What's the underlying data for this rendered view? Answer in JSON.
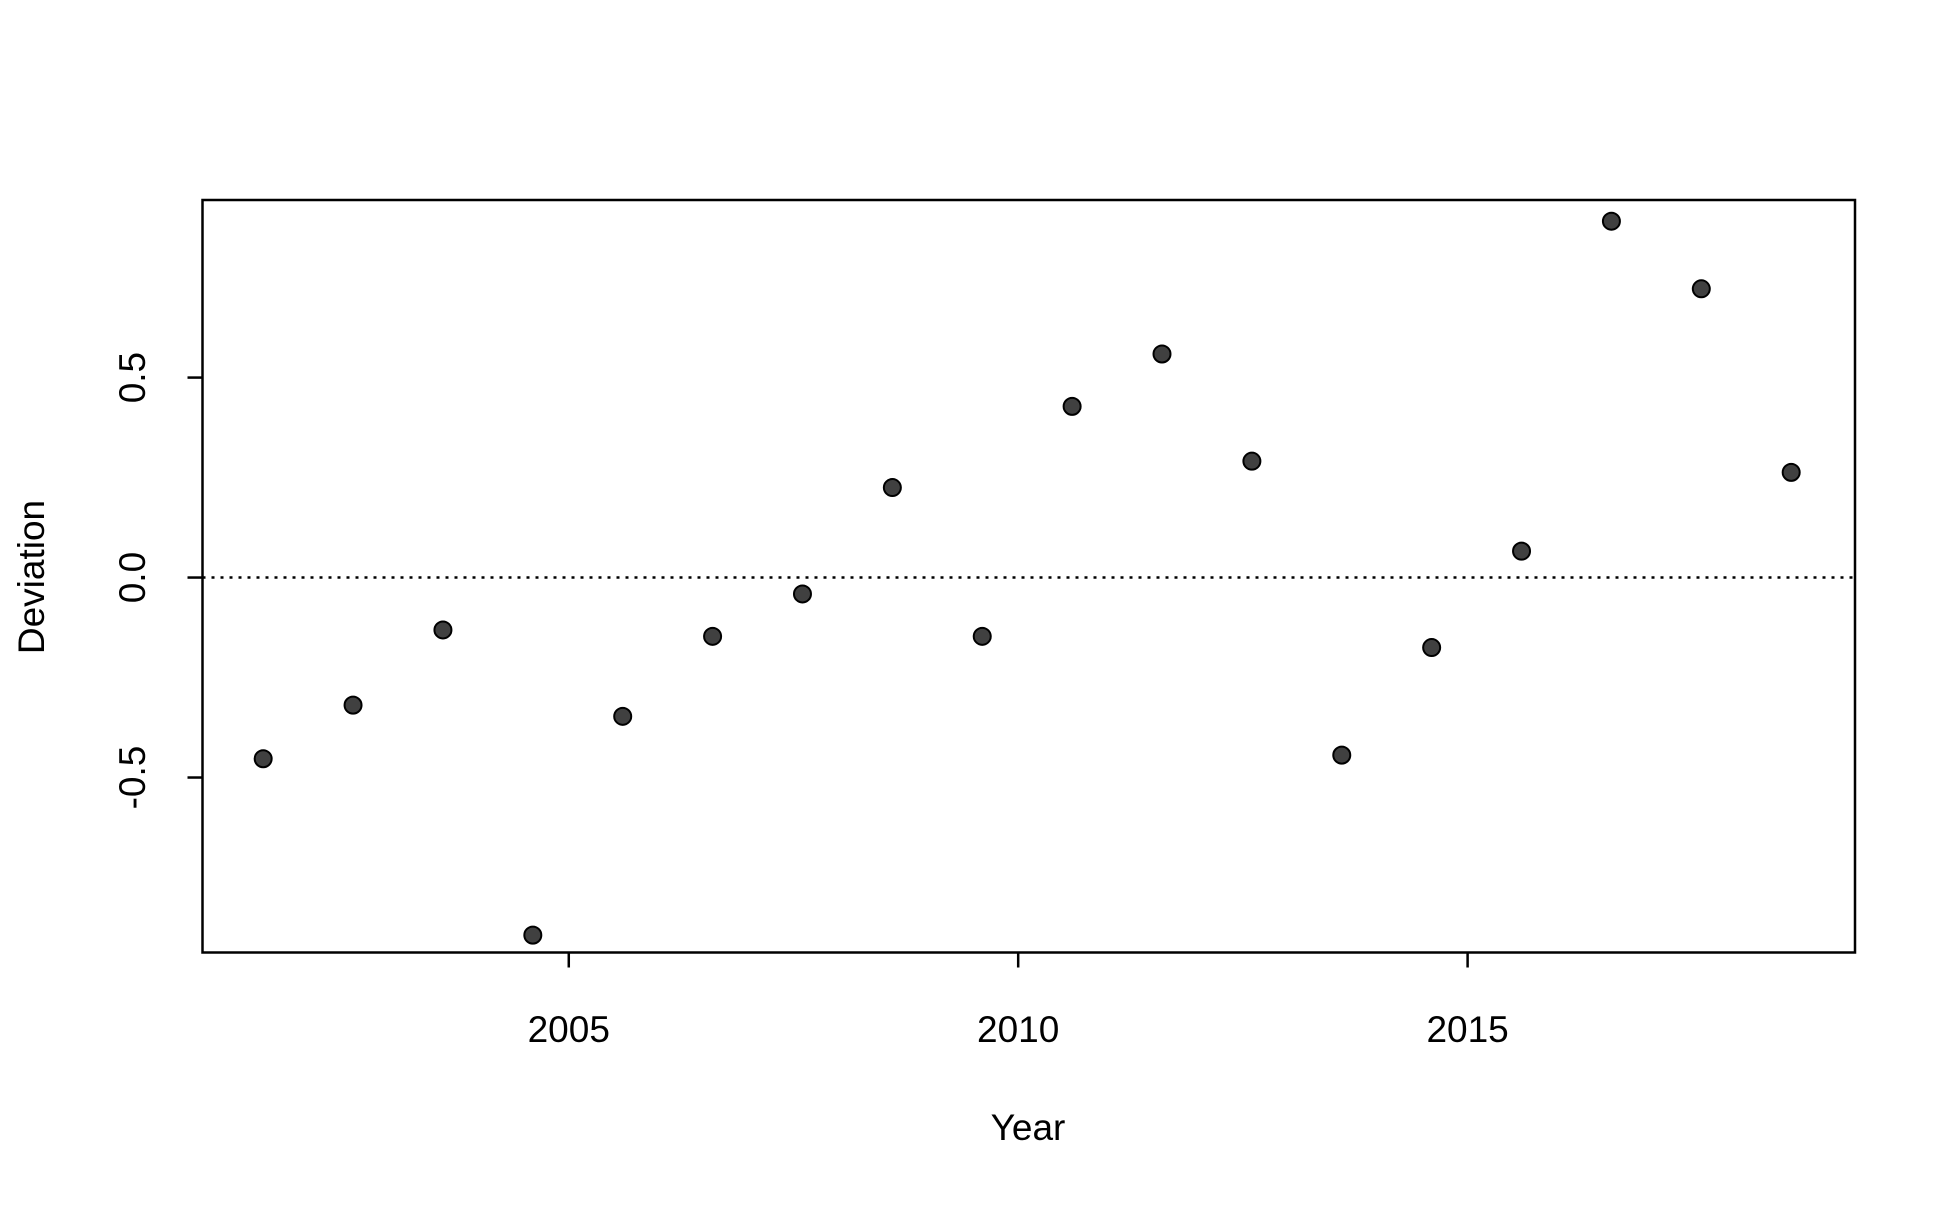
{
  "chart_data": {
    "type": "scatter",
    "x_label": "Year",
    "y_label": "Deviation",
    "x": [
      2001.6,
      2002.6,
      2003.6,
      2004.6,
      2005.6,
      2006.6,
      2007.6,
      2008.6,
      2009.6,
      2010.6,
      2011.6,
      2012.6,
      2013.6,
      2014.6,
      2015.6,
      2016.6,
      2017.6,
      2018.6
    ],
    "values": [
      -0.453,
      -0.319,
      -0.131,
      -0.894,
      -0.347,
      -0.147,
      -0.041,
      0.225,
      -0.147,
      0.428,
      0.559,
      0.291,
      -0.444,
      -0.175,
      0.066,
      0.891,
      0.722,
      0.263
    ],
    "color": "#404040",
    "xlim": [
      2000.925,
      2019.31
    ],
    "xticks": [
      2005,
      2010,
      2015
    ],
    "ylim": [
      -0.9375,
      0.944
    ],
    "yticks": [
      -0.5,
      {
        "value": 0,
        "label": "0.0"
      },
      0.5
    ],
    "reference_line": 0,
    "grid": false
  }
}
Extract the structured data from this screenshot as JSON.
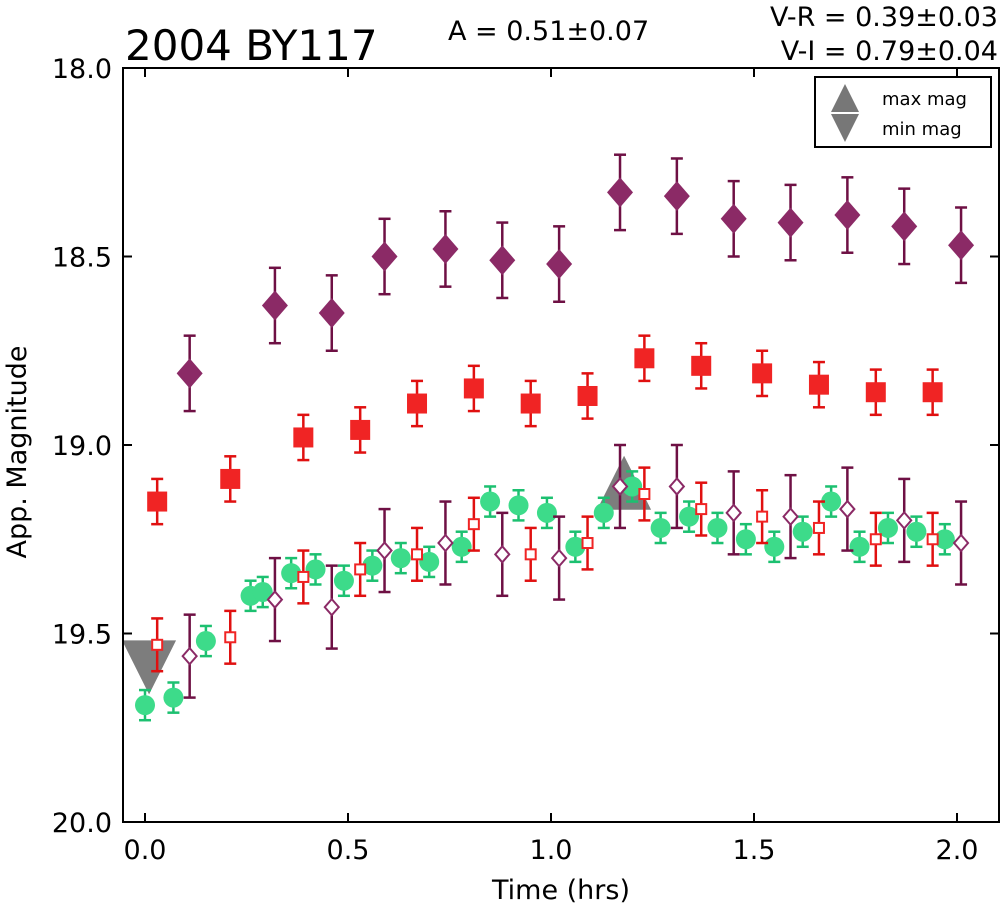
{
  "chart_data": {
    "type": "scatter",
    "title": "2004 BY117",
    "annotations": {
      "amplitude": "A  = 0.51±0.07",
      "v_r": "V-R = 0.39±0.03",
      "v_i": "V-I  = 0.79±0.04"
    },
    "xlabel": "Time (hrs)",
    "ylabel": "App. Magnitude",
    "xlim": [
      -0.05,
      2.1
    ],
    "ylim": [
      20.0,
      18.0
    ],
    "y_inverted": true,
    "grid": false,
    "xticks": [
      "0.0",
      "0.5",
      "1.0",
      "1.5",
      "2.0"
    ],
    "yticks": [
      "18.0",
      "18.5",
      "19.0",
      "19.5",
      "20.0"
    ],
    "legend": {
      "placement": "top-right",
      "entries": [
        {
          "label": "max mag",
          "marker": "triangle-up",
          "color": "#777777"
        },
        {
          "label": "min mag",
          "marker": "triangle-down",
          "color": "#777777"
        }
      ]
    },
    "extrema_markers": [
      {
        "kind": "max mag",
        "x": 1.18,
        "y": 19.1
      },
      {
        "kind": "min mag",
        "x": 0.01,
        "y": 19.59
      }
    ],
    "series": [
      {
        "marker": "filled-diamond",
        "color": "#8b2a66",
        "errcolor": "#6e1044",
        "x": [
          0.11,
          0.32,
          0.46,
          0.59,
          0.74,
          0.88,
          1.02,
          1.17,
          1.31,
          1.45,
          1.59,
          1.73,
          1.87,
          2.01
        ],
        "y": [
          18.81,
          18.63,
          18.65,
          18.5,
          18.48,
          18.51,
          18.52,
          18.33,
          18.34,
          18.4,
          18.41,
          18.39,
          18.42,
          18.47
        ],
        "err": [
          0.1,
          0.1,
          0.1,
          0.1,
          0.1,
          0.1,
          0.1,
          0.1,
          0.1,
          0.1,
          0.1,
          0.1,
          0.1,
          0.1
        ]
      },
      {
        "marker": "filled-square",
        "color": "#f02424",
        "errcolor": "#e01010",
        "x": [
          0.03,
          0.21,
          0.39,
          0.53,
          0.67,
          0.81,
          0.95,
          1.09,
          1.23,
          1.37,
          1.52,
          1.66,
          1.8,
          1.94
        ],
        "y": [
          19.15,
          19.09,
          18.98,
          18.96,
          18.89,
          18.85,
          18.89,
          18.87,
          18.77,
          18.79,
          18.81,
          18.84,
          18.86,
          18.86
        ],
        "err": [
          0.06,
          0.06,
          0.06,
          0.06,
          0.06,
          0.06,
          0.06,
          0.06,
          0.06,
          0.06,
          0.06,
          0.06,
          0.06,
          0.06
        ]
      },
      {
        "marker": "filled-circle",
        "color": "#3ddb8a",
        "errcolor": "#1cc070",
        "x": [
          0.0,
          0.07,
          0.15,
          0.26,
          0.29,
          0.36,
          0.42,
          0.49,
          0.56,
          0.63,
          0.7,
          0.78,
          0.85,
          0.92,
          0.99,
          1.06,
          1.13,
          1.2,
          1.27,
          1.34,
          1.41,
          1.48,
          1.55,
          1.62,
          1.69,
          1.76,
          1.83,
          1.9,
          1.97
        ],
        "y": [
          19.69,
          19.67,
          19.52,
          19.4,
          19.39,
          19.34,
          19.33,
          19.36,
          19.32,
          19.3,
          19.31,
          19.27,
          19.15,
          19.16,
          19.18,
          19.27,
          19.18,
          19.11,
          19.22,
          19.19,
          19.22,
          19.25,
          19.27,
          19.23,
          19.15,
          19.27,
          19.22,
          19.23,
          19.25
        ],
        "err": [
          0.04,
          0.04,
          0.04,
          0.04,
          0.04,
          0.04,
          0.04,
          0.04,
          0.04,
          0.04,
          0.04,
          0.04,
          0.04,
          0.04,
          0.04,
          0.04,
          0.04,
          0.04,
          0.04,
          0.04,
          0.04,
          0.04,
          0.04,
          0.04,
          0.04,
          0.04,
          0.04,
          0.04,
          0.04
        ]
      },
      {
        "marker": "open-square",
        "color": "#f02424",
        "errcolor": "#e01010",
        "x": [
          0.03,
          0.21,
          0.39,
          0.53,
          0.67,
          0.81,
          0.95,
          1.09,
          1.23,
          1.37,
          1.52,
          1.66,
          1.8,
          1.94
        ],
        "y": [
          19.53,
          19.51,
          19.35,
          19.33,
          19.29,
          19.21,
          19.29,
          19.26,
          19.13,
          19.17,
          19.19,
          19.22,
          19.25,
          19.25
        ],
        "err": [
          0.07,
          0.07,
          0.07,
          0.07,
          0.07,
          0.07,
          0.07,
          0.07,
          0.07,
          0.07,
          0.07,
          0.07,
          0.07,
          0.07
        ]
      },
      {
        "marker": "open-diamond",
        "color": "#8b2a66",
        "errcolor": "#6e1044",
        "x": [
          0.11,
          0.32,
          0.46,
          0.59,
          0.74,
          0.88,
          1.02,
          1.17,
          1.31,
          1.45,
          1.59,
          1.73,
          1.87,
          2.01
        ],
        "y": [
          19.56,
          19.41,
          19.43,
          19.28,
          19.26,
          19.29,
          19.3,
          19.11,
          19.11,
          19.18,
          19.19,
          19.17,
          19.2,
          19.26
        ],
        "err": [
          0.11,
          0.11,
          0.11,
          0.11,
          0.11,
          0.11,
          0.11,
          0.11,
          0.11,
          0.11,
          0.11,
          0.11,
          0.11,
          0.11
        ]
      }
    ]
  }
}
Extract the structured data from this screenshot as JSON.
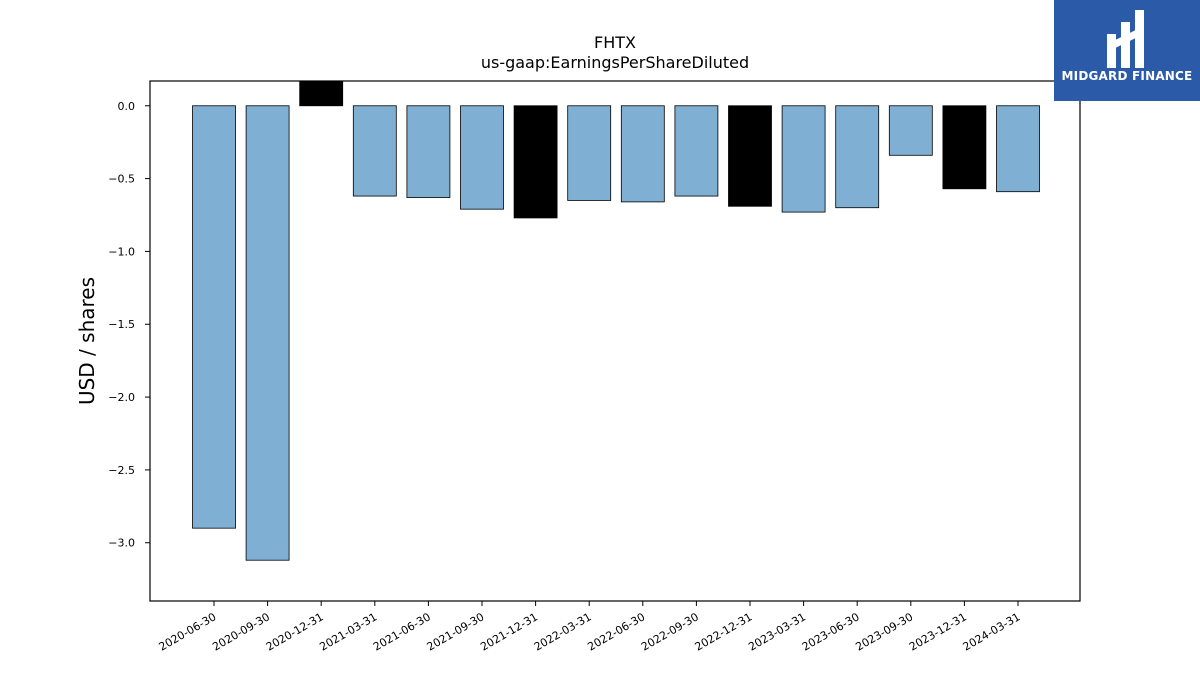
{
  "chart_data": {
    "type": "bar",
    "title": "FHTX",
    "subtitle": "us-gaap:EarningsPerShareDiluted",
    "ylabel": "USD / shares",
    "xlabel": "",
    "ylim": [
      -3.4,
      0.17
    ],
    "yticks": [
      0.0,
      -0.5,
      -1.0,
      -1.5,
      -2.0,
      -2.5,
      -3.0
    ],
    "ytick_labels": [
      "0.0",
      "−0.5",
      "−1.0",
      "−1.5",
      "−2.0",
      "−2.5",
      "−3.0"
    ],
    "grid": false,
    "categories": [
      "2020-06-30",
      "2020-09-30",
      "2020-12-31",
      "2021-03-31",
      "2021-06-30",
      "2021-09-30",
      "2021-12-31",
      "2022-03-31",
      "2022-06-30",
      "2022-09-30",
      "2022-12-31",
      "2023-03-31",
      "2023-06-30",
      "2023-09-30",
      "2023-12-31",
      "2024-03-31"
    ],
    "values": [
      -2.9,
      -3.12,
      0.17,
      -0.62,
      -0.63,
      -0.71,
      -0.77,
      -0.65,
      -0.66,
      -0.62,
      -0.69,
      -0.73,
      -0.7,
      -0.34,
      -0.57,
      -0.59
    ],
    "bar_colors": [
      "#7fafd3",
      "#7fafd3",
      "#000000",
      "#7fafd3",
      "#7fafd3",
      "#7fafd3",
      "#000000",
      "#7fafd3",
      "#7fafd3",
      "#7fafd3",
      "#000000",
      "#7fafd3",
      "#7fafd3",
      "#7fafd3",
      "#000000",
      "#7fafd3"
    ]
  },
  "logo": {
    "text": "MIDGARD FINANCE",
    "background": "#2b5aa8"
  }
}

━━━━━━━━━━

# Aim of the task
Show each line holding the word "diamond".

# Problem solution
        "marker": "filled-diamond",
        "marker": "open-diamond",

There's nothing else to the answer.